Apply what you read:
**1)** List the metaheuristic optimizers that the evolutionary robotics text names as used by its navigation algorithms.
**2)** Repeat word for word the part of the evolutionary robotics text from "NMath library was strong, fast" to "of iAPX series.".

Source document:
★ ★ ★ ★ ★ ★ ★
Evolutionary Robotics: a follow-up

This is a follow-up to an earlier customer story.

Several years ago, CenterSpace kindly lent us its .NET mathematical library, NMath, for purely academic research purposes in the area of evolutionary robotics and robot navigation. The global robot localization task in a known environment was solved using 2D Laser SickPLS100 and point-to-point metrics. Navigation algorithms use powerful metaheuristic optimizers such as Differential Evolution, Particle Swarm Optimization, Repulsive Particle Swarm Optimization and CMA-Evolutionary Strategy. NMath library is used for all matrix computations i.e. multiplication, addition, subtraction, matrix inversion and matrix transposition etc. NMath is further used for eigenvalue computation at CMAES processing and for generation of random numbers with multivariable distributions (normal, Cauchy and uniform). Optimizers that use NMath library solve two, three or six dimensional optimization problems, that are in this case nonlinear, nonseparable, non-continuous, constrained, strongly multimodal and well conditioned. All computations were conducted in a common office environment under normal and also under heavy-duty operation conditions where the sensor data were loaded by various types of a noise. NMath library was also applied for so called N-dimensional (non-scalable) optimizer construction that uses more than 65 standard benchmark functions. see e.g. http://en.wikipedia.org/wiki/Test_functions_for_optimization.

All development work was done using purely MS Visual Studio C++/CLI 2008/2012 .NET 3.x,4.x for Windows XP,7,8 x32,x64. The research was a very demanding task.

NMath library was strong, fast and, above all, stable in the .NET environment and provides accurate results even if the numerical expression (reconing) is at the edge of the used programming language C++/CLI and especially for used processors of iAPX series.
★ ★ ★ ★ ★ ★ ★
[Collected data]
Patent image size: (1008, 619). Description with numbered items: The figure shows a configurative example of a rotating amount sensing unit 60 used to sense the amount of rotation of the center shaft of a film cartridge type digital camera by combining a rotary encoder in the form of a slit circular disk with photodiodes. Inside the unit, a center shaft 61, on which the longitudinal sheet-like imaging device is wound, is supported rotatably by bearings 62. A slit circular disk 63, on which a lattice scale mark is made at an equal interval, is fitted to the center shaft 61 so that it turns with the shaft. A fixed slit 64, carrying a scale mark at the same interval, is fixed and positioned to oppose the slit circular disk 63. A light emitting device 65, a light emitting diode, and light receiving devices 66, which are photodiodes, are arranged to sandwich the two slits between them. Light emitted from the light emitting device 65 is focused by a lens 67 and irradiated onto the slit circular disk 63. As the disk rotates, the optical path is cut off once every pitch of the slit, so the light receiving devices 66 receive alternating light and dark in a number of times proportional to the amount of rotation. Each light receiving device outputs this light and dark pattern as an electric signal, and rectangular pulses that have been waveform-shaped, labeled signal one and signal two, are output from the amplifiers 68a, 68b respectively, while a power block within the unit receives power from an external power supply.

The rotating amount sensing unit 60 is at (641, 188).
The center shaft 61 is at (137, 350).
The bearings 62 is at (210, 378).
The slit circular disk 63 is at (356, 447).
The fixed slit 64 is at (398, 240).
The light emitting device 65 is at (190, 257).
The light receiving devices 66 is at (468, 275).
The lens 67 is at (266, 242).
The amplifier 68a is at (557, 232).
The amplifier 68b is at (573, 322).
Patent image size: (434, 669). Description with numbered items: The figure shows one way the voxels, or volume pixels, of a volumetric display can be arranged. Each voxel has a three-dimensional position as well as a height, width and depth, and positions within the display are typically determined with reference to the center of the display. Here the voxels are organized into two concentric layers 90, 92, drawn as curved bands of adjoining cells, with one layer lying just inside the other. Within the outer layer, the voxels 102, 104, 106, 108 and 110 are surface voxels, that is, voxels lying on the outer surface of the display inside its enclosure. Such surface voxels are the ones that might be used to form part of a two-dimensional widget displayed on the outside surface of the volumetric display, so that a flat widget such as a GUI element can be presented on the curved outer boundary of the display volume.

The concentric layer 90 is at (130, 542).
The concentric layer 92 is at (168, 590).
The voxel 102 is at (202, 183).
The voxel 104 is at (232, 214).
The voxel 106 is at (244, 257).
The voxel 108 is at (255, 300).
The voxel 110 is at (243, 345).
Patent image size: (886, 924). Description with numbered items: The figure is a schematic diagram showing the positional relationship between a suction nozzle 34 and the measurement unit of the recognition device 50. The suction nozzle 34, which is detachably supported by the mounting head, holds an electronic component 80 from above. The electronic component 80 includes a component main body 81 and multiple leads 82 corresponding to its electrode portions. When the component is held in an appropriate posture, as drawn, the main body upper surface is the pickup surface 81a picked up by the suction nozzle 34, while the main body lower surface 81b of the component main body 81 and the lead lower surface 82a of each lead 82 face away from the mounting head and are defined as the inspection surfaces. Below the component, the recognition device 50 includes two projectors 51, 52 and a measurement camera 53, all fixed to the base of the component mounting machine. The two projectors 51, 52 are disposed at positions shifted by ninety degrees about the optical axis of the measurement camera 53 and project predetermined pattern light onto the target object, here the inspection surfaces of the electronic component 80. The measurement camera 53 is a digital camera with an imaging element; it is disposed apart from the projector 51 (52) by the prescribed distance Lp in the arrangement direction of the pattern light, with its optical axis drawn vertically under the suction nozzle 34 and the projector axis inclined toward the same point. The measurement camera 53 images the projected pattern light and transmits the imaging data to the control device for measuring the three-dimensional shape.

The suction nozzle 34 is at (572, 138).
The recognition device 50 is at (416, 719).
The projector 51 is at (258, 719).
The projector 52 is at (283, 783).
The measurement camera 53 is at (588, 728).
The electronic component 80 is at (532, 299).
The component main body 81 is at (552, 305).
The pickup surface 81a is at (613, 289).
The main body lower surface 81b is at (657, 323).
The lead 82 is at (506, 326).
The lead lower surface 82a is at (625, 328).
★ ★ ★ ★ ★ ★ ★
Responses:
**1)**
Differential Evolution
Particle Swarm Optimization
Repulsive Particle Swarm Optimization
CMA-Evolutionary Strategy

**2)**
NMath library was strong, fast and, above all, stable in the .NET environment and provides accurate results even if the numerical expression (reconing) is at the edge of the used programming language C++/CLI and especially for used processors of iAPX series.